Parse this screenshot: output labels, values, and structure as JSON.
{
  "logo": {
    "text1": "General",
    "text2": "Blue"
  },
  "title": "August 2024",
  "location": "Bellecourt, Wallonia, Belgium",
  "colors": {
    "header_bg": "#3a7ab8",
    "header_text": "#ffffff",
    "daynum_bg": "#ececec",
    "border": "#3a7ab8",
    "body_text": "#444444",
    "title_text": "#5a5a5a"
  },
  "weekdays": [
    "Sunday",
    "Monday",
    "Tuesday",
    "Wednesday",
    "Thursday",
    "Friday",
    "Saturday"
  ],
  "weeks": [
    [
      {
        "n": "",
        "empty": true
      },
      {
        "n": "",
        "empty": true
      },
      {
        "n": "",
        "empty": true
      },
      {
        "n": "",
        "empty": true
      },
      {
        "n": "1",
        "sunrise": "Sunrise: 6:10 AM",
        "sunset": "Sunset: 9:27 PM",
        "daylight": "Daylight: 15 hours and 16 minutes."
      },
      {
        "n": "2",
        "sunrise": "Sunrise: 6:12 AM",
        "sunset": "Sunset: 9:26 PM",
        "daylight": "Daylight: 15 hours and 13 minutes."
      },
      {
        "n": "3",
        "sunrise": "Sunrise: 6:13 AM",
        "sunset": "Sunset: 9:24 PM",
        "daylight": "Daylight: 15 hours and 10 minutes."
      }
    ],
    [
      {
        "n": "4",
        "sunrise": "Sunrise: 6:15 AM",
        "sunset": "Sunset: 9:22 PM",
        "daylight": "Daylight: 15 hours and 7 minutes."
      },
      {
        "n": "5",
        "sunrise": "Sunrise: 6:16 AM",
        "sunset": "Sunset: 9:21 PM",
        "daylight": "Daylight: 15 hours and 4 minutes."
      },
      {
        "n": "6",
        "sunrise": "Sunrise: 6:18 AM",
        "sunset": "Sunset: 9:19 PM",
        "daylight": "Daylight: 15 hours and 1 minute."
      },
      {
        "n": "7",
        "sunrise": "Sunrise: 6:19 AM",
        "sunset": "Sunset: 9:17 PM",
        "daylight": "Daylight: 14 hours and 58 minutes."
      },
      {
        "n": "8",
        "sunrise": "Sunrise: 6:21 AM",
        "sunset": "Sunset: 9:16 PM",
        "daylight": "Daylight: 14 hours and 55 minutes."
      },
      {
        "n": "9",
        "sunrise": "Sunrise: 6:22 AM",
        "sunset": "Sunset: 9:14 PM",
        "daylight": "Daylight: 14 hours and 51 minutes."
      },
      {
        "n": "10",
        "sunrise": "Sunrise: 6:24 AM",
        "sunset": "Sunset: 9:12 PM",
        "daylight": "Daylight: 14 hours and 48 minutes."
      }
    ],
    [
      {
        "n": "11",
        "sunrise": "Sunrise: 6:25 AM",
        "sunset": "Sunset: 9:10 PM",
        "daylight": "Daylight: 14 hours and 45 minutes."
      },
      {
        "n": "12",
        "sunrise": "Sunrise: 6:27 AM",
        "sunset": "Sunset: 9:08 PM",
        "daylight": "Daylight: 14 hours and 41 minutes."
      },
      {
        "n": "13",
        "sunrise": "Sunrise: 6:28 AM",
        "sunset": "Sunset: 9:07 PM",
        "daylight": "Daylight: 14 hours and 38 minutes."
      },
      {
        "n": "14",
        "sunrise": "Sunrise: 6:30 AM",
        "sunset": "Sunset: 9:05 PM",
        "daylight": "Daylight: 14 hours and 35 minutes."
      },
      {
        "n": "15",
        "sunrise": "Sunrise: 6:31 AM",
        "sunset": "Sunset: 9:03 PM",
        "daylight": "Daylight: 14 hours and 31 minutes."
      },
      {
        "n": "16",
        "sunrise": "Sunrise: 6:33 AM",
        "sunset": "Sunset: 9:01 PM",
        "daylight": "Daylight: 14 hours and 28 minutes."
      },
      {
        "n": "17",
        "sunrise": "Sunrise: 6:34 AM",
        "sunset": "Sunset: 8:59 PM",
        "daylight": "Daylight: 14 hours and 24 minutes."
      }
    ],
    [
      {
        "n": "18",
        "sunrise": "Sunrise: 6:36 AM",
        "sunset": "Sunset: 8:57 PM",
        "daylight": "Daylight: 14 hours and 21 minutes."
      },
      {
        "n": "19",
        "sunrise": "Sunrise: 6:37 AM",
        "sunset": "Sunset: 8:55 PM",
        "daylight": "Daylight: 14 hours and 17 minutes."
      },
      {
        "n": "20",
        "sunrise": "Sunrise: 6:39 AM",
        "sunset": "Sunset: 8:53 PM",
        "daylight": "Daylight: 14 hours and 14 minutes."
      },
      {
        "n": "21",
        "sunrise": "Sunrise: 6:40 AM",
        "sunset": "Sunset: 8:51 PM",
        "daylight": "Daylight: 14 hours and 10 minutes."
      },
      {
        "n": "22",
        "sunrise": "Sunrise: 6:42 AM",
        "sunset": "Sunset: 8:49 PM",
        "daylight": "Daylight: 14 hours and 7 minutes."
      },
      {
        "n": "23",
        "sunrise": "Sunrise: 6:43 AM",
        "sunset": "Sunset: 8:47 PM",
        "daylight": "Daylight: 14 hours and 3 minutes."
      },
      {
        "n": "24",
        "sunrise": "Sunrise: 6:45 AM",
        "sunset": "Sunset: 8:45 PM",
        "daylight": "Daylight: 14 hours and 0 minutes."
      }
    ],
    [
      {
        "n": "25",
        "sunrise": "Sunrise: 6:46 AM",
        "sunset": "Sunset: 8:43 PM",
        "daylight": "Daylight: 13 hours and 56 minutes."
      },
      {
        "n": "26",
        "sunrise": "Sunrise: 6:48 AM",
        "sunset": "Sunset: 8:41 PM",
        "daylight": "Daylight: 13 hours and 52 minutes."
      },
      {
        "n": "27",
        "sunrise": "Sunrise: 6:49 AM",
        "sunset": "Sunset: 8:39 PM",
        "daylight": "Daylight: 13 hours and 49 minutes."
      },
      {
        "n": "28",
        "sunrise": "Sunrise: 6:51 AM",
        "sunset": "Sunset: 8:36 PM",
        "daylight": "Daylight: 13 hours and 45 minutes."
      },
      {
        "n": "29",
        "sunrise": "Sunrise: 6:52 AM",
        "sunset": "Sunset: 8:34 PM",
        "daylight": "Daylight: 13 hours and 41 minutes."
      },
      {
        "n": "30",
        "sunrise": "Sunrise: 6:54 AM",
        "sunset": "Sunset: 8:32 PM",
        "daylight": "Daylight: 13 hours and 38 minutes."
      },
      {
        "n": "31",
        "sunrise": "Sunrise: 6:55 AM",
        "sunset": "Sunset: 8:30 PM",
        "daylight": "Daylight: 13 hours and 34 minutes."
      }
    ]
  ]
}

[Requirement] Write out the complete set of records exactly as given.

[Response to the exercise]
Parse this screenshot: output labels, values, and structure as JSON.
{
  "logo": {
    "text1": "General",
    "text2": "Blue"
  },
  "title": "August 2024",
  "location": "Bellecourt, Wallonia, Belgium",
  "colors": {
    "header_bg": "#3a7ab8",
    "header_text": "#ffffff",
    "daynum_bg": "#ececec",
    "border": "#3a7ab8",
    "body_text": "#444444",
    "title_text": "#5a5a5a"
  },
  "weekdays": [
    "Sunday",
    "Monday",
    "Tuesday",
    "Wednesday",
    "Thursday",
    "Friday",
    "Saturday"
  ],
  "weeks": [
    [
      {
        "n": "",
        "empty": true
      },
      {
        "n": "",
        "empty": true
      },
      {
        "n": "",
        "empty": true
      },
      {
        "n": "",
        "empty": true
      },
      {
        "n": "1",
        "sunrise": "Sunrise: 6:10 AM",
        "sunset": "Sunset: 9:27 PM",
        "daylight": "Daylight: 15 hours and 16 minutes."
      },
      {
        "n": "2",
        "sunrise": "Sunrise: 6:12 AM",
        "sunset": "Sunset: 9:26 PM",
        "daylight": "Daylight: 15 hours and 13 minutes."
      },
      {
        "n": "3",
        "sunrise": "Sunrise: 6:13 AM",
        "sunset": "Sunset: 9:24 PM",
        "daylight": "Daylight: 15 hours and 10 minutes."
      }
    ],
    [
      {
        "n": "4",
        "sunrise": "Sunrise: 6:15 AM",
        "sunset": "Sunset: 9:22 PM",
        "daylight": "Daylight: 15 hours and 7 minutes."
      },
      {
        "n": "5",
        "sunrise": "Sunrise: 6:16 AM",
        "sunset": "Sunset: 9:21 PM",
        "daylight": "Daylight: 15 hours and 4 minutes."
      },
      {
        "n": "6",
        "sunrise": "Sunrise: 6:18 AM",
        "sunset": "Sunset: 9:19 PM",
        "daylight": "Daylight: 15 hours and 1 minute."
      },
      {
        "n": "7",
        "sunrise": "Sunrise: 6:19 AM",
        "sunset": "Sunset: 9:17 PM",
        "daylight": "Daylight: 14 hours and 58 minutes."
      },
      {
        "n": "8",
        "sunrise": "Sunrise: 6:21 AM",
        "sunset": "Sunset: 9:16 PM",
        "daylight": "Daylight: 14 hours and 55 minutes."
      },
      {
        "n": "9",
        "sunrise": "Sunrise: 6:22 AM",
        "sunset": "Sunset: 9:14 PM",
        "daylight": "Daylight: 14 hours and 51 minutes."
      },
      {
        "n": "10",
        "sunrise": "Sunrise: 6:24 AM",
        "sunset": "Sunset: 9:12 PM",
        "daylight": "Daylight: 14 hours and 48 minutes."
      }
    ],
    [
      {
        "n": "11",
        "sunrise": "Sunrise: 6:25 AM",
        "sunset": "Sunset: 9:10 PM",
        "daylight": "Daylight: 14 hours and 45 minutes."
      },
      {
        "n": "12",
        "sunrise": "Sunrise: 6:27 AM",
        "sunset": "Sunset: 9:08 PM",
        "daylight": "Daylight: 14 hours and 41 minutes."
      },
      {
        "n": "13",
        "sunrise": "Sunrise: 6:28 AM",
        "sunset": "Sunset: 9:07 PM",
        "daylight": "Daylight: 14 hours and 38 minutes."
      },
      {
        "n": "14",
        "sunrise": "Sunrise: 6:30 AM",
        "sunset": "Sunset: 9:05 PM",
        "daylight": "Daylight: 14 hours and 35 minutes."
      },
      {
        "n": "15",
        "sunrise": "Sunrise: 6:31 AM",
        "sunset": "Sunset: 9:03 PM",
        "daylight": "Daylight: 14 hours and 31 minutes."
      },
      {
        "n": "16",
        "sunrise": "Sunrise: 6:33 AM",
        "sunset": "Sunset: 9:01 PM",
        "daylight": "Daylight: 14 hours and 28 minutes."
      },
      {
        "n": "17",
        "sunrise": "Sunrise: 6:34 AM",
        "sunset": "Sunset: 8:59 PM",
        "daylight": "Daylight: 14 hours and 24 minutes."
      }
    ],
    [
      {
        "n": "18",
        "sunrise": "Sunrise: 6:36 AM",
        "sunset": "Sunset: 8:57 PM",
        "daylight": "Daylight: 14 hours and 21 minutes."
      },
      {
        "n": "19",
        "sunrise": "Sunrise: 6:37 AM",
        "sunset": "Sunset: 8:55 PM",
        "daylight": "Daylight: 14 hours and 17 minutes."
      },
      {
        "n": "20",
        "sunrise": "Sunrise: 6:39 AM",
        "sunset": "Sunset: 8:53 PM",
        "daylight": "Daylight: 14 hours and 14 minutes."
      },
      {
        "n": "21",
        "sunrise": "Sunrise: 6:40 AM",
        "sunset": "Sunset: 8:51 PM",
        "daylight": "Daylight: 14 hours and 10 minutes."
      },
      {
        "n": "22",
        "sunrise": "Sunrise: 6:42 AM",
        "sunset": "Sunset: 8:49 PM",
        "daylight": "Daylight: 14 hours and 7 minutes."
      },
      {
        "n": "23",
        "sunrise": "Sunrise: 6:43 AM",
        "sunset": "Sunset: 8:47 PM",
        "daylight": "Daylight: 14 hours and 3 minutes."
      },
      {
        "n": "24",
        "sunrise": "Sunrise: 6:45 AM",
        "sunset": "Sunset: 8:45 PM",
        "daylight": "Daylight: 14 hours and 0 minutes."
      }
    ],
    [
      {
        "n": "25",
        "sunrise": "Sunrise: 6:46 AM",
        "sunset": "Sunset: 8:43 PM",
        "daylight": "Daylight: 13 hours and 56 minutes."
      },
      {
        "n": "26",
        "sunrise": "Sunrise: 6:48 AM",
        "sunset": "Sunset: 8:41 PM",
        "daylight": "Daylight: 13 hours and 52 minutes."
      },
      {
        "n": "27",
        "sunrise": "Sunrise: 6:49 AM",
        "sunset": "Sunset: 8:39 PM",
        "daylight": "Daylight: 13 hours and 49 minutes."
      },
      {
        "n": "28",
        "sunrise": "Sunrise: 6:51 AM",
        "sunset": "Sunset: 8:36 PM",
        "daylight": "Daylight: 13 hours and 45 minutes."
      },
      {
        "n": "29",
        "sunrise": "Sunrise: 6:52 AM",
        "sunset": "Sunset: 8:34 PM",
        "daylight": "Daylight: 13 hours and 41 minutes."
      },
      {
        "n": "30",
        "sunrise": "Sunrise: 6:54 AM",
        "sunset": "Sunset: 8:32 PM",
        "daylight": "Daylight: 13 hours and 38 minutes."
      },
      {
        "n": "31",
        "sunrise": "Sunrise: 6:55 AM",
        "sunset": "Sunset: 8:30 PM",
        "daylight": "Daylight: 13 hours and 34 minutes."
      }
    ]
  ]
}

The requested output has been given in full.